Can you find the lines of the listing that include "triangle" and copy every one?

## Source data

⁂

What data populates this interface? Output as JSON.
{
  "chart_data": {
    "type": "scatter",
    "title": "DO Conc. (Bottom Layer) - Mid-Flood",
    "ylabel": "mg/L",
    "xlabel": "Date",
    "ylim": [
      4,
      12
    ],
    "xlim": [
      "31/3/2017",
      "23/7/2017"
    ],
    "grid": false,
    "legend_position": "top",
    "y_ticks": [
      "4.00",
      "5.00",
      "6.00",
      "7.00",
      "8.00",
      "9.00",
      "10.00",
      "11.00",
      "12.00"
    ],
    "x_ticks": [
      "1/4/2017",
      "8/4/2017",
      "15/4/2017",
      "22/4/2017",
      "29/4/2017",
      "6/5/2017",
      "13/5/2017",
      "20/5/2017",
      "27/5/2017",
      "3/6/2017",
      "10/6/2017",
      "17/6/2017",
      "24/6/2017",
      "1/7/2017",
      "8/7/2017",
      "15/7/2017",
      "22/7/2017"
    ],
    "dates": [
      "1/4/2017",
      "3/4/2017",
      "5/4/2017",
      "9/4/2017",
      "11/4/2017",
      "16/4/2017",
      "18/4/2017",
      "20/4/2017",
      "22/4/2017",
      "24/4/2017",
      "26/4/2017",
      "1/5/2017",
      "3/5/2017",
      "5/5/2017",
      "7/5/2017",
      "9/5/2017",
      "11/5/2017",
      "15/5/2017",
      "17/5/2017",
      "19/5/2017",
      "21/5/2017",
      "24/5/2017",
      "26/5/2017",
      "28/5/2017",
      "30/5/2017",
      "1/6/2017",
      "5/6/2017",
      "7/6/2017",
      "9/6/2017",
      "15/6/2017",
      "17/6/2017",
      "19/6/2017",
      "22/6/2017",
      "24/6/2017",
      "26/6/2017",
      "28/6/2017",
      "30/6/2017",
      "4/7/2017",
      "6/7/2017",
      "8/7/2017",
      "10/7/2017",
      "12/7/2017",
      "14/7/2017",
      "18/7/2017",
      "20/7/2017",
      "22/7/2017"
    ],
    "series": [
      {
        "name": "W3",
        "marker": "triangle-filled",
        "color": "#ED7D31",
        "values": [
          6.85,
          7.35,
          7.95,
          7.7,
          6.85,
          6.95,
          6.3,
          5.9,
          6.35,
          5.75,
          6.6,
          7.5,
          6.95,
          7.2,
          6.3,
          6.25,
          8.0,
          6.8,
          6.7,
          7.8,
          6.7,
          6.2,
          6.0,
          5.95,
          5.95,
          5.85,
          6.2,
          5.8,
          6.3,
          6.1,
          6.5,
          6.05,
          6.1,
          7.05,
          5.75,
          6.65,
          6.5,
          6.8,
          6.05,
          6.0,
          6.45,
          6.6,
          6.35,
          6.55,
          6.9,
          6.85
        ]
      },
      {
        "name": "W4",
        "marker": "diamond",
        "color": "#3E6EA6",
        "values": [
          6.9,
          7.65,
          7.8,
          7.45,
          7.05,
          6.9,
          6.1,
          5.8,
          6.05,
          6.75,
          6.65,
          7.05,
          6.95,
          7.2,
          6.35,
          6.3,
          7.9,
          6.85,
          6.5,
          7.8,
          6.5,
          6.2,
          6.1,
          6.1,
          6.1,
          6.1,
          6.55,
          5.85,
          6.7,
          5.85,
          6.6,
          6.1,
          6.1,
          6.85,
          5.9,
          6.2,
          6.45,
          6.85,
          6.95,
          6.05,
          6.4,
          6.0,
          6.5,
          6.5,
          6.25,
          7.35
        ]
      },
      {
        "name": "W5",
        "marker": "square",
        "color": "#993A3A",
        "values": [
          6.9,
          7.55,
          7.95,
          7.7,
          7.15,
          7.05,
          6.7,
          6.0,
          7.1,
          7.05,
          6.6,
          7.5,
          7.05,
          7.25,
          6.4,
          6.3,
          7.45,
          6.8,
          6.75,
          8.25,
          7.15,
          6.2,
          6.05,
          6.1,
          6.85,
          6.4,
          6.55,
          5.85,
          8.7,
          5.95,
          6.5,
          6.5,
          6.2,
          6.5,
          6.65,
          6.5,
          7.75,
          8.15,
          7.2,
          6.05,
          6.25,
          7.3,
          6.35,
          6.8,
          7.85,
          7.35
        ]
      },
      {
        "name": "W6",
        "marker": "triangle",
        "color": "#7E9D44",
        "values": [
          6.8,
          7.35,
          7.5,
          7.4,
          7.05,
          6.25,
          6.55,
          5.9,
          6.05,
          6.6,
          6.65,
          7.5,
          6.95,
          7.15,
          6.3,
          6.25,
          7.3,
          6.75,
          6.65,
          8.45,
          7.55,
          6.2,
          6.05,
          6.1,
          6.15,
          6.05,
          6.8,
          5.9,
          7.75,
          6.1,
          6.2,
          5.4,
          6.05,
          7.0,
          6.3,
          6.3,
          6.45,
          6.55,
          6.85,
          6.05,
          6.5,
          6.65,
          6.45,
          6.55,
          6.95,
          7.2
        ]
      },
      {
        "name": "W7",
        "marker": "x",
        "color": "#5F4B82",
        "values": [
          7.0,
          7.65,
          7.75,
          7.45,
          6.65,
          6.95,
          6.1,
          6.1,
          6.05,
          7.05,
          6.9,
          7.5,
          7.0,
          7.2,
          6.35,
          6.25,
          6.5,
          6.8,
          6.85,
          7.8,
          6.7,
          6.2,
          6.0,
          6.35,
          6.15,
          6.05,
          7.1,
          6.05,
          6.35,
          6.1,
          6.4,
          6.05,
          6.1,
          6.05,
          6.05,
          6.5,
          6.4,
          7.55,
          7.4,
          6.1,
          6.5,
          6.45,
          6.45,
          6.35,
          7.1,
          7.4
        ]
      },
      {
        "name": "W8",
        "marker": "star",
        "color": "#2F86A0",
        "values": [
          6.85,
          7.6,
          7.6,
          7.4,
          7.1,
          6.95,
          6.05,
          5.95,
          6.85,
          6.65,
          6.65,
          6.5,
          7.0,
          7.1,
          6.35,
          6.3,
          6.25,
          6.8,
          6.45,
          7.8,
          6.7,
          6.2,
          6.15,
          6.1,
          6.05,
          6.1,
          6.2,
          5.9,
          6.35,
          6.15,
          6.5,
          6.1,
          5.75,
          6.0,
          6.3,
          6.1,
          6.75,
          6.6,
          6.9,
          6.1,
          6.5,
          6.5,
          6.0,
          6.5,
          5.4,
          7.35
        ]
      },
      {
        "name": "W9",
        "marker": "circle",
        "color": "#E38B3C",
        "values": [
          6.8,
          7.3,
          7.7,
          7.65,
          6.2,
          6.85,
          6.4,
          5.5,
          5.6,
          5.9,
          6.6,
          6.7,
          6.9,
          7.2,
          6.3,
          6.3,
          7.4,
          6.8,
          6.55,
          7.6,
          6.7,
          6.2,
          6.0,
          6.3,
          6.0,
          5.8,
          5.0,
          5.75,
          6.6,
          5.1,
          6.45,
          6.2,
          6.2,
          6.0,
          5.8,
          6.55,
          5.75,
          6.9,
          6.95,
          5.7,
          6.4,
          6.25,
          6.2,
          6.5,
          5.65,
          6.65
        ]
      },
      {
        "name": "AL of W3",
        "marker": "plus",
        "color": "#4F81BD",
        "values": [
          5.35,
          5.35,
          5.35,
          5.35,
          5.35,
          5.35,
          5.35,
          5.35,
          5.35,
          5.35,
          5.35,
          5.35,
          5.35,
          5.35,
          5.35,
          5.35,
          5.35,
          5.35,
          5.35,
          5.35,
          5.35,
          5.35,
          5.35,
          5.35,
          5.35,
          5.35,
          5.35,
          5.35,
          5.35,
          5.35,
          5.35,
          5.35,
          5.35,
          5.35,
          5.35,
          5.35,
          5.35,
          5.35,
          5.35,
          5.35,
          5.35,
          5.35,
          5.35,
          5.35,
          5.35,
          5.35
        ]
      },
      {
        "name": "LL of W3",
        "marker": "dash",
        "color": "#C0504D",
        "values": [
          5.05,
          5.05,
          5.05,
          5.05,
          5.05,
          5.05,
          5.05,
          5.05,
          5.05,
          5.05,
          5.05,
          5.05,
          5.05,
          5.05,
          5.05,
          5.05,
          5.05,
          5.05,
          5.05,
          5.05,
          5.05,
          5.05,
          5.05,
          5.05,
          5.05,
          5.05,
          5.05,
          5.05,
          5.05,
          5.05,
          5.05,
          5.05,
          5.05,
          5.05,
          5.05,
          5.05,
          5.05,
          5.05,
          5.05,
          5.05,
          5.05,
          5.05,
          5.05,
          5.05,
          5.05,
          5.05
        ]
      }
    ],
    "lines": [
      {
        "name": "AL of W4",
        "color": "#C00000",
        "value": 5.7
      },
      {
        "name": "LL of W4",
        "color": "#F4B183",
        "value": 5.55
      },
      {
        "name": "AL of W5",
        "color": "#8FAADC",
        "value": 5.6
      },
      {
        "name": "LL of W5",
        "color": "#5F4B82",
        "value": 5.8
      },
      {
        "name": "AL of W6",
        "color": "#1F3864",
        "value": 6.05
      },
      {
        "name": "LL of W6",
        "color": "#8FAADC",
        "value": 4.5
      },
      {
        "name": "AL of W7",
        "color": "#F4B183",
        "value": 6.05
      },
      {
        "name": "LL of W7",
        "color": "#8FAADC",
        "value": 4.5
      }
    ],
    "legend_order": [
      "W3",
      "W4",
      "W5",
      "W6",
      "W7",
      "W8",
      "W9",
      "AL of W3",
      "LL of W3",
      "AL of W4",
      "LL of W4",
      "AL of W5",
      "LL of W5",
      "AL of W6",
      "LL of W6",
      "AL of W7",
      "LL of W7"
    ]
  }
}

⁂

## Exercise response
        "marker": "triangle-filled",
        "marker": "triangle",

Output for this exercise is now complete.